** Begin **
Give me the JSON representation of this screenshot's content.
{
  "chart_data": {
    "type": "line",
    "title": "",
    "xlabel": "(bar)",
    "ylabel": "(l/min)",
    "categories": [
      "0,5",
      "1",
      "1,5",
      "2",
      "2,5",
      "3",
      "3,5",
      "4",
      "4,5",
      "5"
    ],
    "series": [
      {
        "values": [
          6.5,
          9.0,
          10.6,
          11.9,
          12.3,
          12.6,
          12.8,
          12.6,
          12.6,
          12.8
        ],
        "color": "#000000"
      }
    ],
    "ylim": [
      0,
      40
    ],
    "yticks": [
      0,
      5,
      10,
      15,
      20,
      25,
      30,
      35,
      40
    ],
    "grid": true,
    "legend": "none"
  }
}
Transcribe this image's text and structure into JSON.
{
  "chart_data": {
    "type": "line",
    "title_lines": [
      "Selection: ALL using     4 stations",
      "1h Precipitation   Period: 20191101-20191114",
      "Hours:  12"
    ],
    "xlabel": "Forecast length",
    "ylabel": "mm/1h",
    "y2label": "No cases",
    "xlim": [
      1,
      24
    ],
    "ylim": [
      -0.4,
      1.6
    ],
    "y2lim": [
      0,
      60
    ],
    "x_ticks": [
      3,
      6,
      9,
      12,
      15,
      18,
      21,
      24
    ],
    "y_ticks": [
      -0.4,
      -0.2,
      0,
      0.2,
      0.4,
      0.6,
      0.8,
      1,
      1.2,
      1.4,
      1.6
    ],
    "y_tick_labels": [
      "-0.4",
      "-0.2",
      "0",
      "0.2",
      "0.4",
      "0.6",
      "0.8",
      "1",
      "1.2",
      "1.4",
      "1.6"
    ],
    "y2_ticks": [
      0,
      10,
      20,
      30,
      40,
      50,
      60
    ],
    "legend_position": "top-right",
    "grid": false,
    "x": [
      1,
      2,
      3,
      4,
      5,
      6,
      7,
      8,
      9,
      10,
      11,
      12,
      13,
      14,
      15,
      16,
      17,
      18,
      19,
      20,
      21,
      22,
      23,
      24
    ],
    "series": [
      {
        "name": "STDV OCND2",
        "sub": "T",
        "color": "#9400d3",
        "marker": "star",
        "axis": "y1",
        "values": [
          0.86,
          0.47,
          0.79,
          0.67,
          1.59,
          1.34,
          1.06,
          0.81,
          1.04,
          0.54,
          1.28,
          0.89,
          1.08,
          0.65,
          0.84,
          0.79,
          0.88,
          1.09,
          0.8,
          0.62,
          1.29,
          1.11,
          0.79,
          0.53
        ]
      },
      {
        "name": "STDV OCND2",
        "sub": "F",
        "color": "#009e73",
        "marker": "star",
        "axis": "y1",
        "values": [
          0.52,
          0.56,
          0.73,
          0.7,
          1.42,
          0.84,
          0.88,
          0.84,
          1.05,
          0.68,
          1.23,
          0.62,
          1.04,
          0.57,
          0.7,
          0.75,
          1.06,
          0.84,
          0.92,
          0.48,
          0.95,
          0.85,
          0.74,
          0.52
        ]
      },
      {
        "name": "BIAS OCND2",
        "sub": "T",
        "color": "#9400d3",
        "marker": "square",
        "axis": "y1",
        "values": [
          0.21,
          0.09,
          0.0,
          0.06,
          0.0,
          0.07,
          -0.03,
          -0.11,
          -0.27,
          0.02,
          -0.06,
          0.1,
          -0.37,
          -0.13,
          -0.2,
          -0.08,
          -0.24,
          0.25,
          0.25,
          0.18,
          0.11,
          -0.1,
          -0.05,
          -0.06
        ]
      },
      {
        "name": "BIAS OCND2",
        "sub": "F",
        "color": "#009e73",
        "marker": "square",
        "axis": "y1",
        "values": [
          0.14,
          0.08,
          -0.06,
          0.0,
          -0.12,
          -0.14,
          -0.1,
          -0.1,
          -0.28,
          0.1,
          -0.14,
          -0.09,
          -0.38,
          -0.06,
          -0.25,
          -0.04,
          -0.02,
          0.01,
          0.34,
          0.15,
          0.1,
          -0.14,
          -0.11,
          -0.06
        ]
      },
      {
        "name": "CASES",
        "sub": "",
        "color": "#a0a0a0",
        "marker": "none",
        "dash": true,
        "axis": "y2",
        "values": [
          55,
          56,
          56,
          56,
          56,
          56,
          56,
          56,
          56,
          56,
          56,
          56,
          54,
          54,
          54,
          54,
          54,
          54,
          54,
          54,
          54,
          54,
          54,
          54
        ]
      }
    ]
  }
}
** End **
** Begin **
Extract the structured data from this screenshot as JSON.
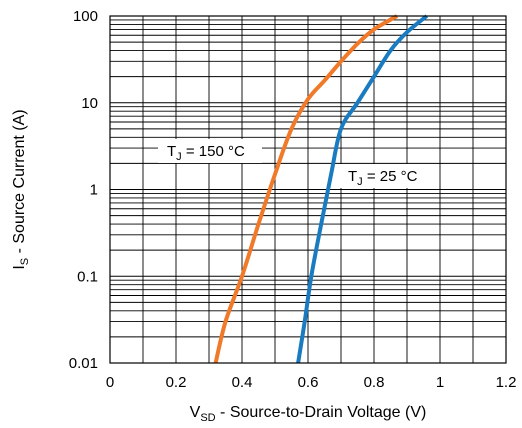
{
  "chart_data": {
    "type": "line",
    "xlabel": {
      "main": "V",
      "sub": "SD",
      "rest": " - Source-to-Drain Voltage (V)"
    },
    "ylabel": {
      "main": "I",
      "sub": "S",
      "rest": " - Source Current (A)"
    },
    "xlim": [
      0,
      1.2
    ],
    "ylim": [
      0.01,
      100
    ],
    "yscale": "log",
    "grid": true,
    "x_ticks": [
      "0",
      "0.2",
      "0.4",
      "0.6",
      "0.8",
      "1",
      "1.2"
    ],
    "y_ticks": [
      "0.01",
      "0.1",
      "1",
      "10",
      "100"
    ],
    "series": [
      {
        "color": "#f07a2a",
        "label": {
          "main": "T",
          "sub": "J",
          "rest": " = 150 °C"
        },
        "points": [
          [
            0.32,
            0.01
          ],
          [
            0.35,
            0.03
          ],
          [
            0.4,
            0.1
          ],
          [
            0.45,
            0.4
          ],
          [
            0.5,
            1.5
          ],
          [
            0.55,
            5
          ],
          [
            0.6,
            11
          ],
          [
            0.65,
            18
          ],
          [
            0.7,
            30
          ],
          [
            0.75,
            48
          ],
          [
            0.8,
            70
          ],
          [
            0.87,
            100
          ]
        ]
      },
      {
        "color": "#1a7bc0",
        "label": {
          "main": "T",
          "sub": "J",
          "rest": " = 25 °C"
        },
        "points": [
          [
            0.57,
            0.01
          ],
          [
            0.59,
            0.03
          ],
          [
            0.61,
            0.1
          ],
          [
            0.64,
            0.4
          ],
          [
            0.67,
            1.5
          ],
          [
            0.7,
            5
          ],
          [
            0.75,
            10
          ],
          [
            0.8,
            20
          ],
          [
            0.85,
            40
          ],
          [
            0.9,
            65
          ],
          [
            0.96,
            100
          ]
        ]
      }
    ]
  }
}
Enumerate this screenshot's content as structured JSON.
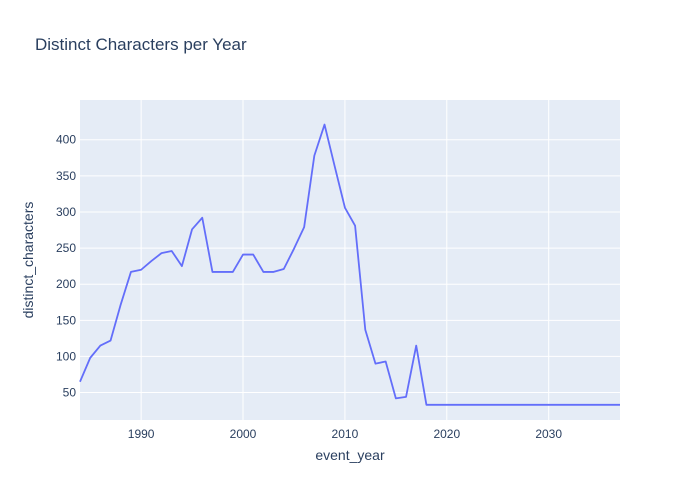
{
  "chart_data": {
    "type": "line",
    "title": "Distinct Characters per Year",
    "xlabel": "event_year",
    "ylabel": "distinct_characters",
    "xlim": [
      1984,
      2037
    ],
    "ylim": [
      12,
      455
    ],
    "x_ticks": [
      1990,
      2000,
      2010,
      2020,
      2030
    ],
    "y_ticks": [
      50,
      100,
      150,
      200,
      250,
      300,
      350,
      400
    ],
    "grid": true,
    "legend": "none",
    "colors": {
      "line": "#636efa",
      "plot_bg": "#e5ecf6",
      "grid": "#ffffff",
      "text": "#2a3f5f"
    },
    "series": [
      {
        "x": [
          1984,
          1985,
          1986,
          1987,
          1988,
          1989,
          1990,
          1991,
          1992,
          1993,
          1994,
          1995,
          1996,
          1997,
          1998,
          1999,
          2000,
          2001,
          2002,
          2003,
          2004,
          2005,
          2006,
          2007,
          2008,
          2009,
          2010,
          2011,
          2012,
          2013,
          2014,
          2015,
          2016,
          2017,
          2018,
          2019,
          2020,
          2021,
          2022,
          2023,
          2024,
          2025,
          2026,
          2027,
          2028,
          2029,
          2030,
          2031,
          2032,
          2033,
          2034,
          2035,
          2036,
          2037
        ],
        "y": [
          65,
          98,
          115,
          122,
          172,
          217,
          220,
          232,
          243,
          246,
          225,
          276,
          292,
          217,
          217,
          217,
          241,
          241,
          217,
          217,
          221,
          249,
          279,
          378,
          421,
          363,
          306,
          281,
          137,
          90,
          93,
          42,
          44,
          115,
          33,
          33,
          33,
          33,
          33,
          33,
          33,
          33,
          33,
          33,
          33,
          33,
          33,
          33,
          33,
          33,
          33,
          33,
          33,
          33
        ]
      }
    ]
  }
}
** End **
Check every line of the data, and copy the ones that contain "rest".

      "rest": " - Source-to-Drain Voltage (V)"
      "rest": " - Source Current (A)"
          "rest": " = 150 °C"
          "rest": " = 25 °C"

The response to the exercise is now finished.